> _RECORDS FOR THIS TASK_:
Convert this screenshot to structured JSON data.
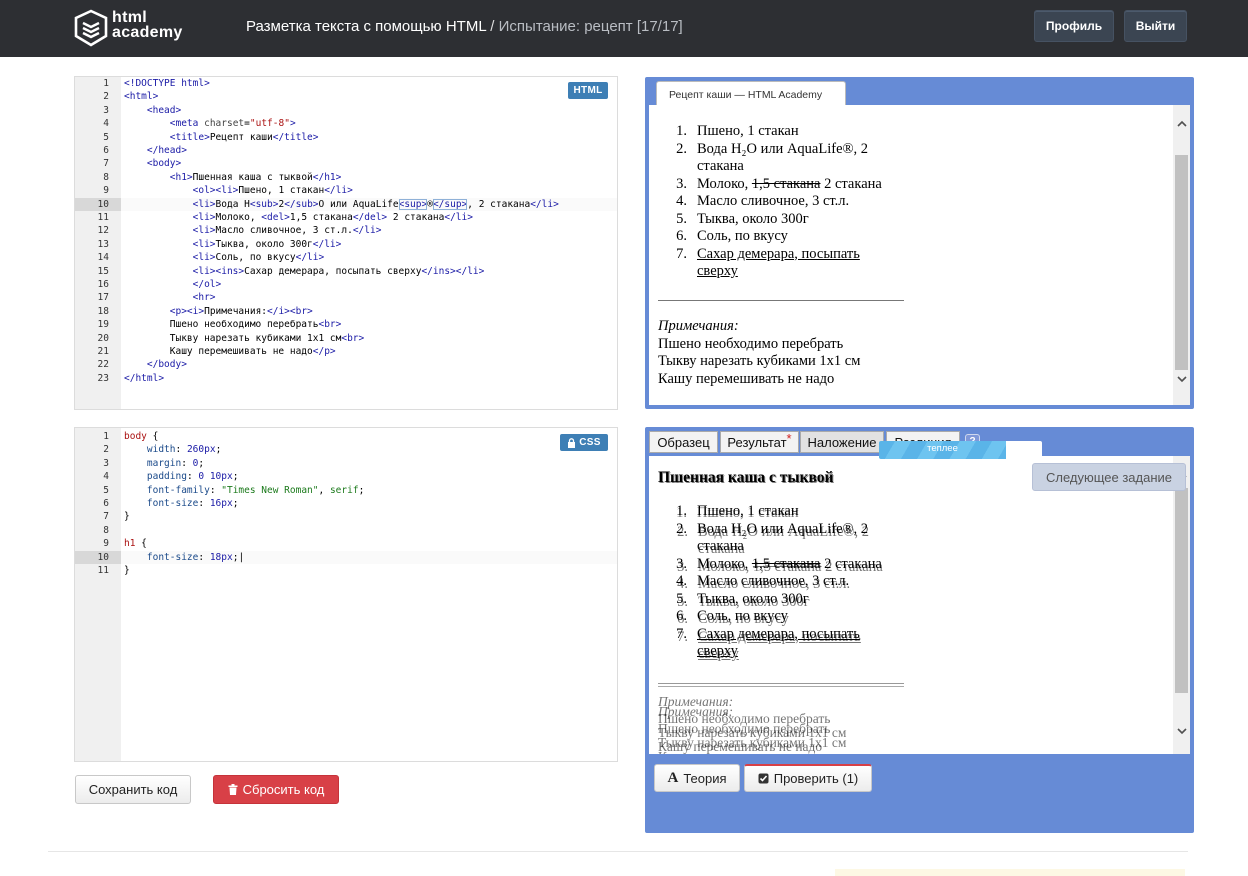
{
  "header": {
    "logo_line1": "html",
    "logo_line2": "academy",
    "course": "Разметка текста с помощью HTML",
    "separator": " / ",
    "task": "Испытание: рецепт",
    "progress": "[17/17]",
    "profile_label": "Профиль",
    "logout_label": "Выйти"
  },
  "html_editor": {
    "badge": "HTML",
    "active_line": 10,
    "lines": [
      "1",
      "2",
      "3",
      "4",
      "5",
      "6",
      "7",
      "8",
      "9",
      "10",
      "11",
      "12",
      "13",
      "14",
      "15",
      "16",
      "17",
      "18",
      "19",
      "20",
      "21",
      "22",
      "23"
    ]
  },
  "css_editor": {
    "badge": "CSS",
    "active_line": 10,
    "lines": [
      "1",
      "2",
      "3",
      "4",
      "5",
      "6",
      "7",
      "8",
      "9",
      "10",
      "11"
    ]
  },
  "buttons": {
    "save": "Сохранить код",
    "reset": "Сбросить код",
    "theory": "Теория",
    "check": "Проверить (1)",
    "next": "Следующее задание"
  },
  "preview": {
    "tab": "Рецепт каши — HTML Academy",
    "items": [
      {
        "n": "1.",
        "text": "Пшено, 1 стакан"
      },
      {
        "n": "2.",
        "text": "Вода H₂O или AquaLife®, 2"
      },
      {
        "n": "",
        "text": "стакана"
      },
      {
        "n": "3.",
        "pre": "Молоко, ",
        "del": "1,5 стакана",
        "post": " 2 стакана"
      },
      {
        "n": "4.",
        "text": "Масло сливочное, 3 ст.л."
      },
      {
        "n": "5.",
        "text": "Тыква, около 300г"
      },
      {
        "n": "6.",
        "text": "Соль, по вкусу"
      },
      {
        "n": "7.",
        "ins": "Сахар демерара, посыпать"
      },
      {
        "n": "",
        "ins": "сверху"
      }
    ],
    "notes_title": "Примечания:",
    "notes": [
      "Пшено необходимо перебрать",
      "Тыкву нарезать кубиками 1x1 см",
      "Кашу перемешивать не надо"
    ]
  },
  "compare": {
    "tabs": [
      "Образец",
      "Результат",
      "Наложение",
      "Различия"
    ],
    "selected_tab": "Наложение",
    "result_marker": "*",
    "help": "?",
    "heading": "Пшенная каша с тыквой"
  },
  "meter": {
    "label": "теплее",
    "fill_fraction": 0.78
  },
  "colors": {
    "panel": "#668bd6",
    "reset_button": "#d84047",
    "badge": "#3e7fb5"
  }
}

> _GIVEN TASK_: Retype the whole listing exactly and leave the pictures out.

> _SOLUTION FOR THIS TASK_:
Convert this screenshot to structured JSON data.
{
  "header": {
    "logo_line1": "html",
    "logo_line2": "academy",
    "course": "Разметка текста с помощью HTML",
    "separator": " / ",
    "task": "Испытание: рецепт",
    "progress": "[17/17]",
    "profile_label": "Профиль",
    "logout_label": "Выйти"
  },
  "html_editor": {
    "badge": "HTML",
    "active_line": 10,
    "lines": [
      "1",
      "2",
      "3",
      "4",
      "5",
      "6",
      "7",
      "8",
      "9",
      "10",
      "11",
      "12",
      "13",
      "14",
      "15",
      "16",
      "17",
      "18",
      "19",
      "20",
      "21",
      "22",
      "23"
    ]
  },
  "css_editor": {
    "badge": "CSS",
    "active_line": 10,
    "lines": [
      "1",
      "2",
      "3",
      "4",
      "5",
      "6",
      "7",
      "8",
      "9",
      "10",
      "11"
    ]
  },
  "buttons": {
    "save": "Сохранить код",
    "reset": "Сбросить код",
    "theory": "Теория",
    "check": "Проверить (1)",
    "next": "Следующее задание"
  },
  "preview": {
    "tab": "Рецепт каши — HTML Academy",
    "items": [
      {
        "n": "1.",
        "text": "Пшено, 1 стакан"
      },
      {
        "n": "2.",
        "text": "Вода H₂O или AquaLife®, 2"
      },
      {
        "n": "",
        "text": "стакана"
      },
      {
        "n": "3.",
        "pre": "Молоко, ",
        "del": "1,5 стакана",
        "post": " 2 стакана"
      },
      {
        "n": "4.",
        "text": "Масло сливочное, 3 ст.л."
      },
      {
        "n": "5.",
        "text": "Тыква, около 300г"
      },
      {
        "n": "6.",
        "text": "Соль, по вкусу"
      },
      {
        "n": "7.",
        "ins": "Сахар демерара, посыпать"
      },
      {
        "n": "",
        "ins": "сверху"
      }
    ],
    "notes_title": "Примечания:",
    "notes": [
      "Пшено необходимо перебрать",
      "Тыкву нарезать кубиками 1x1 см",
      "Кашу перемешивать не надо"
    ]
  },
  "compare": {
    "tabs": [
      "Образец",
      "Результат",
      "Наложение",
      "Различия"
    ],
    "selected_tab": "Наложение",
    "result_marker": "*",
    "help": "?",
    "heading": "Пшенная каша с тыквой"
  },
  "meter": {
    "label": "теплее",
    "fill_fraction": 0.78
  },
  "colors": {
    "panel": "#668bd6",
    "reset_button": "#d84047",
    "badge": "#3e7fb5"
  }
}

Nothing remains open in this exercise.